▸ **GIVEN TASK**: Write out the whole listing exactly as it stands.
# START OF GIVEN RECORDS
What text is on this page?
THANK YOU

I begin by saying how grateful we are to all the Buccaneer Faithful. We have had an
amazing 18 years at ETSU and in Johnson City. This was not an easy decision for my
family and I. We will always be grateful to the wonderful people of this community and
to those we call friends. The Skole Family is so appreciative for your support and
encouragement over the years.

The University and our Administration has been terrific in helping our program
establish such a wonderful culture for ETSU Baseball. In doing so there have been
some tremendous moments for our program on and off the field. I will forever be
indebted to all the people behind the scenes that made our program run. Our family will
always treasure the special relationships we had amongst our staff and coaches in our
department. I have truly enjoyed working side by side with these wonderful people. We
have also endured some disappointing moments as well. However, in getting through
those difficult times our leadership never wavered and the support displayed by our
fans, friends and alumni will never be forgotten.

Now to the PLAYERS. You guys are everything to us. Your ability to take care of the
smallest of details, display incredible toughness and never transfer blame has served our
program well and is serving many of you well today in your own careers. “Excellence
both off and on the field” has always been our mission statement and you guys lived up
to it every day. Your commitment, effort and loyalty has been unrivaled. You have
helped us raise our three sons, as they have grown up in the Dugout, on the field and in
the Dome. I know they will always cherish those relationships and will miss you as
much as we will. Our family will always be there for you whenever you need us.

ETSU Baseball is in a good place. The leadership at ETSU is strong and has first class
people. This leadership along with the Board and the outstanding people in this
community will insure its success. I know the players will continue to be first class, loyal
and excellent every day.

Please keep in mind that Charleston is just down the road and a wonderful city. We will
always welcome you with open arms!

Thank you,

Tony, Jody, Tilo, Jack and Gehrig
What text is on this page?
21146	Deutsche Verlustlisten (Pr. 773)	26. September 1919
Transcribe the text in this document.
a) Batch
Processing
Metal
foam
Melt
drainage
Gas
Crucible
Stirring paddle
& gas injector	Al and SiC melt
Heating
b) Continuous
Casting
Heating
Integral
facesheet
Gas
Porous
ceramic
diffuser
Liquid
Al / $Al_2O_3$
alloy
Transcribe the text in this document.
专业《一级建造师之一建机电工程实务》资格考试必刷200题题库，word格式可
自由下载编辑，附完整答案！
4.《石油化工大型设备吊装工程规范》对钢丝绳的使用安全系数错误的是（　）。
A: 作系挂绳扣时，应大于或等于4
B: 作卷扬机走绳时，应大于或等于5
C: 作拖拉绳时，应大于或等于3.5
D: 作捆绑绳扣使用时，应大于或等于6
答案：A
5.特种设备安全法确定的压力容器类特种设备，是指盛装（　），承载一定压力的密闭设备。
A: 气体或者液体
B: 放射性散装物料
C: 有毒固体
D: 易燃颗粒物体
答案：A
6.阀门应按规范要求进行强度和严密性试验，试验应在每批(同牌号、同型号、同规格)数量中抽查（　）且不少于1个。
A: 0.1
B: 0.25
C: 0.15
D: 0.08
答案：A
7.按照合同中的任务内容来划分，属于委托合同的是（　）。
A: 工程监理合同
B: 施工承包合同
# END OF GIVEN RECORDS
▸ **TASK SOLUTION**:
What text is on this page?
THANK YOU

I begin by saying how grateful we are to all the Buccaneer Faithful. We have had an
amazing 18 years at ETSU and in Johnson City. This was not an easy decision for my
family and I. We will always be grateful to the wonderful people of this community and
to those we call friends. The Skole Family is so appreciative for your support and
encouragement over the years.

The University and our Administration has been terrific in helping our program
establish such a wonderful culture for ETSU Baseball. In doing so there have been
some tremendous moments for our program on and off the field. I will forever be
indebted to all the people behind the scenes that made our program run. Our family will
always treasure the special relationships we had amongst our staff and coaches in our
department. I have truly enjoyed working side by side with these wonderful people. We
have also endured some disappointing moments as well. However, in getting through
those difficult times our leadership never wavered and the support displayed by our
fans, friends and alumni will never be forgotten.

Now to the PLAYERS. You guys are everything to us. Your ability to take care of the
smallest of details, display incredible toughness and never transfer blame has served our
program well and is serving many of you well today in your own careers. “Excellence
both off and on the field” has always been our mission statement and you guys lived up
to it every day. Your commitment, effort and loyalty has been unrivaled. You have
helped us raise our three sons, as they have grown up in the Dugout, on the field and in
the Dome. I know they will always cherish those relationships and will miss you as
much as we will. Our family will always be there for you whenever you need us.

ETSU Baseball is in a good place. The leadership at ETSU is strong and has first class
people. This leadership along with the Board and the outstanding people in this
community will insure its success. I know the players will continue to be first class, loyal
and excellent every day.

Please keep in mind that Charleston is just down the road and a wonderful city. We will
always welcome you with open arms!

Thank you,

Tony, Jody, Tilo, Jack and Gehrig
What text is on this page?
21146	Deutsche Verlustlisten (Pr. 773)	26. September 1919
Transcribe the text in this document.
a) Batch
Processing
Metal
foam
Melt
drainage
Gas
Crucible
Stirring paddle
& gas injector	Al and SiC melt
Heating
b) Continuous
Casting
Heating
Integral
facesheet
Gas
Porous
ceramic
diffuser
Liquid
Al / $Al_2O_3$
alloy
Transcribe the text in this document.
专业《一级建造师之一建机电工程实务》资格考试必刷200题题库，word格式可
自由下载编辑，附完整答案！
4.《石油化工大型设备吊装工程规范》对钢丝绳的使用安全系数错误的是（　）。
A: 作系挂绳扣时，应大于或等于4
B: 作卷扬机走绳时，应大于或等于5
C: 作拖拉绳时，应大于或等于3.5
D: 作捆绑绳扣使用时，应大于或等于6
答案：A
5.特种设备安全法确定的压力容器类特种设备，是指盛装（　），承载一定压力的密闭设备。
A: 气体或者液体
B: 放射性散装物料
C: 有毒固体
D: 易燃颗粒物体
答案：A
6.阀门应按规范要求进行强度和严密性试验，试验应在每批(同牌号、同型号、同规格)数量中抽查（　）且不少于1个。
A: 0.1
B: 0.25
C: 0.15
D: 0.08
答案：A
7.按照合同中的任务内容来划分，属于委托合同的是（　）。
A: 工程监理合同
B: 施工承包合同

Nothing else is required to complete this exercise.